### 原文
- - -

企業としては、採用活動を円滑に進めるために最低限必要な範囲にとどめ、義務の目的や内容を明確に説明することが重要です。
内定者や内々定者が必要書類を期限までに提出しなかったり、説明会や研修を無断で欠席したりすることは、企業にとって不安材料となります。しかし、これを直ちに内定取消の理由とするのはリスクが高く、慎重な判断が求められます。
たとえば、書類提出の遅れが一時的なものに過ぎない場合や、欠席に合理的な理由(学業や体調不良など)がある場合には、取り消しの正当性は認められにくいです。一方で、長期間にわたって連絡が途絶えている、正当な理由なく何度も提出物を無視している、あるいは私的な理由で繰り返し行事を欠席しているといった場合には、取消事由として評価される可能性が出てきます。
企業としては、まず状況を確認し、本人に説明や改善の機会を与えることが望ましい対応です。そのうえで、合理的な理由がなく改善も見込めない場合に限って、取り消しを検討するのが適切といえます。
内定によって労働契約の効力がいつ発生するかは、企業の対応を大きく左右する重要なポイントです。一般的には「入社日から効力が発生する場合」と「内定通知の時点で効力が発生するとされる場合」の2つに分けて考えられます。
効力が入社日から生じるとされる場合には、その時点までは労働契約上の義務は発生しません。そのため、研修参加や提出物などの義務付けは強制できず、従わなかったことを理由に内定を取り消すのは難しいといえます。
一方で、内定通知の時点で効力が発生していると評価される場合には、就労準備に必要な範囲に限り、一定の義務付けが認められます。具体的には、履歴書や卒業見込証明書などの書類提出、施設見学や研修への参加、近況報告などが該当します。こうした義務に正当な理由なく応じない場合には、取り消しの正当化につながる可能性があります。

- - -

### 提供資料
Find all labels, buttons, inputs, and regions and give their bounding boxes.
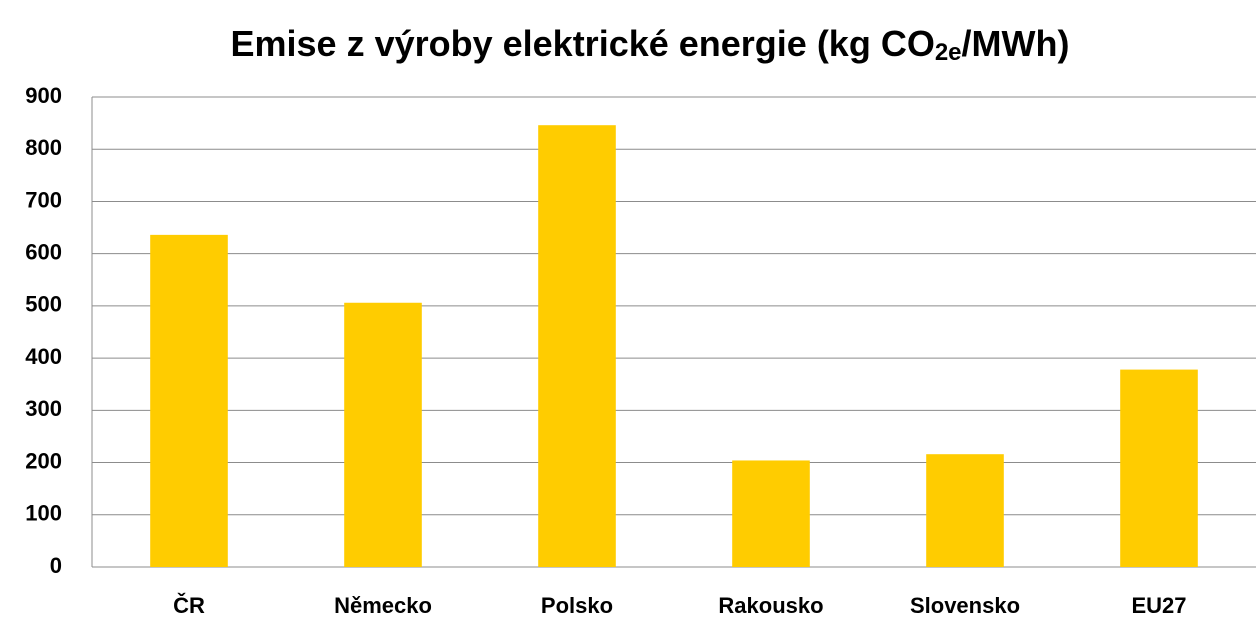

- - -

### 実施事項
内定者の義務と内定取消に関する文章について、最後の文に続く部分を執筆してください。

### 結果
どちらの扱いになるかは、内定通知書や誓約書の記載内容、企業がどのように説明したか、学生がどのように同意したかといった「合意の具体的内容」によって判断されます。したがって、企業は通知書の内容を明確にし、効力の発生時期について誤解を与えないよう説明しておくことが重要です。
内定や内々定の段階で発生するトラブルの多くは、事前のルール設定や情報共有によって回避できます。企業が一方的に対応すると、不当な取り消しや信頼関係の破綻につながりかねません。採用プロセスの早い段階から透明性を確保し、書面や説明会で条件やルールを明示しておくことは、法的リスクを下げ、応募者との信頼を守るために不可欠です。
内々定は法的拘束力が弱いとされますが、応募者にとっては大きな影響を持つため、早い段階でルールを示すことが重要です。書類提出の期限や連絡方法、無断欠席が続いた場合の対応などを通知書や説明会で明確に伝えておけば、後の誤解や不満を防ぐことができます。
内定通知書では、内定が労働契約を前提とした意思表示であることを明確化し、労働条件をできる限り具体的に記載しておくことが望まれます。勤務開始日、勤務地、給与、勤務時間などを明示することで、応募者の安心感を高め、不要なトラブルを防ぐことができます。
内定取消の可否をめぐる争いを避けるためには、どのような場合に取り消しが行われるかをあらかじめ規定しておくことが効果的です。たとえば、卒業できなかった場合、重大な虚偽申告が判明した場合、長期間の無断欠席が続いた場合などを取り消しの具体例として明記しておけば、いざというときに正当性を説明しやすくなります。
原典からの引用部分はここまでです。